(Excerpts from a figure dataset)

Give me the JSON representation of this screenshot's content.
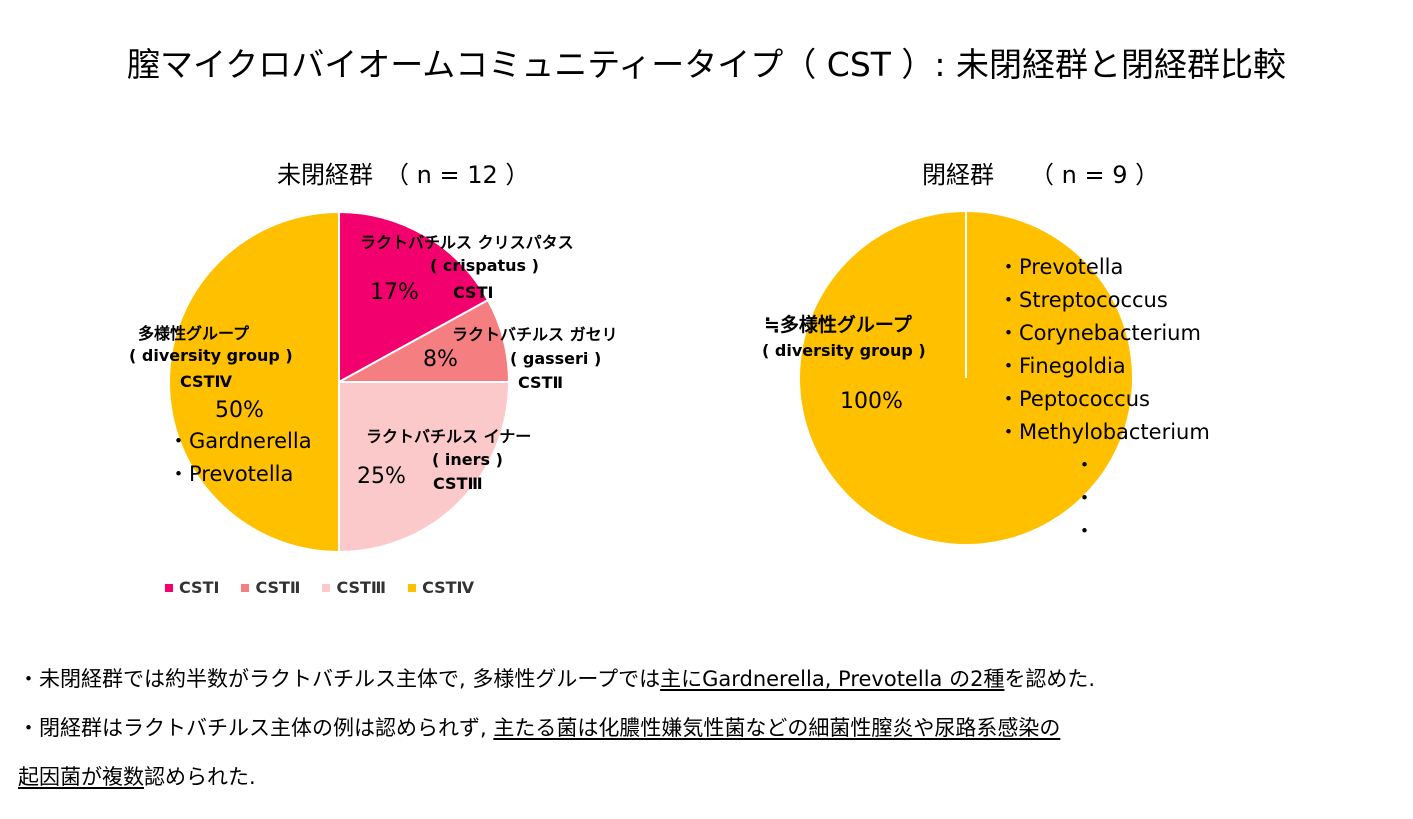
{
  "title": "膣マイクロバイオームコミュニティータイプ（ CST ）: 未閉経群と閉経群比較",
  "chart_data": [
    {
      "type": "pie",
      "title": "未閉経群　（ n = 12 ）",
      "slices": [
        {
          "name": "CSTⅠ",
          "label": "ラクトバチルス クリスパタス",
          "sublabel": "( crispatus )",
          "cst": "CSTⅠ",
          "value": 17,
          "value_label": "17%",
          "color": "#f2006d"
        },
        {
          "name": "CSTⅡ",
          "label": "ラクトバチルス ガセリ",
          "sublabel": "( gasseri )",
          "cst": "CSTⅡ",
          "value": 8,
          "value_label": "8%",
          "color": "#f57f80"
        },
        {
          "name": "CSTⅢ",
          "label": "ラクトバチルス イナー",
          "sublabel": "( iners )",
          "cst": "CSTⅢ",
          "value": 25,
          "value_label": "25%",
          "color": "#fbc9c9"
        },
        {
          "name": "CSTⅣ",
          "label": "多様性グループ",
          "sublabel": "( diversity group )",
          "cst": "CSTⅣ",
          "value": 50,
          "value_label": "50%",
          "color": "#ffc000",
          "genera": [
            "・Gardnerella",
            "・Prevotella"
          ]
        }
      ],
      "legend": [
        "CSTⅠ",
        "CSTⅡ",
        "CSTⅢ",
        "CSTⅣ"
      ],
      "legend_position": "bottom"
    },
    {
      "type": "pie",
      "title": "閉経群　　（ n = 9 ）",
      "slices": [
        {
          "name": "CSTⅣ",
          "label": "≒多様性グループ",
          "sublabel": "( diversity group )",
          "value": 100,
          "value_label": "100%",
          "color": "#ffc000"
        }
      ],
      "genera": [
        "・Prevotella",
        "・Streptococcus",
        "・Corynebacterium",
        "・Finegoldia",
        "・Peptococcus",
        "・Methylobacterium",
        "・",
        "・",
        "・"
      ]
    }
  ],
  "notes": {
    "line1_a": "・未閉経群では約半数がラクトバチルス主体で, 多様性グループでは",
    "line1_u": "主にGardnerella, Prevotella の2種",
    "line1_b": "を認めた.",
    "line2_a": "・閉経群はラクトバチルス主体の例は認められず, ",
    "line2_u": "主たる菌は化膿性嫌気性菌などの細菌性膣炎や尿路系感染の",
    "line3_u": " 起因菌が複数",
    "line3_b": "認められた."
  }
}
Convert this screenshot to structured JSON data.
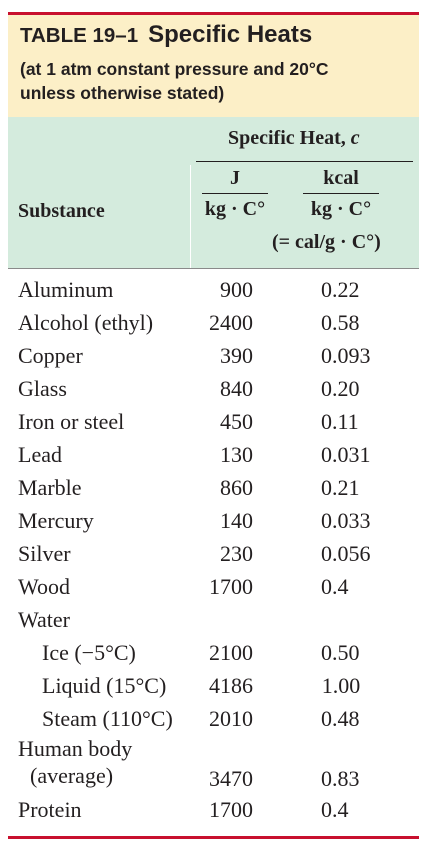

* _DIRECTIONS FOR THIS TASK_: Every line in the records above that contains the word "sublabel" should be copied out.

* _RESPONSE TO THIS TASK_:
          "sublabel": "( crispatus )",
          "sublabel": "( gasseri )",
          "sublabel": "( iners )",
          "sublabel": "( diversity group )",
          "sublabel": "( diversity group )",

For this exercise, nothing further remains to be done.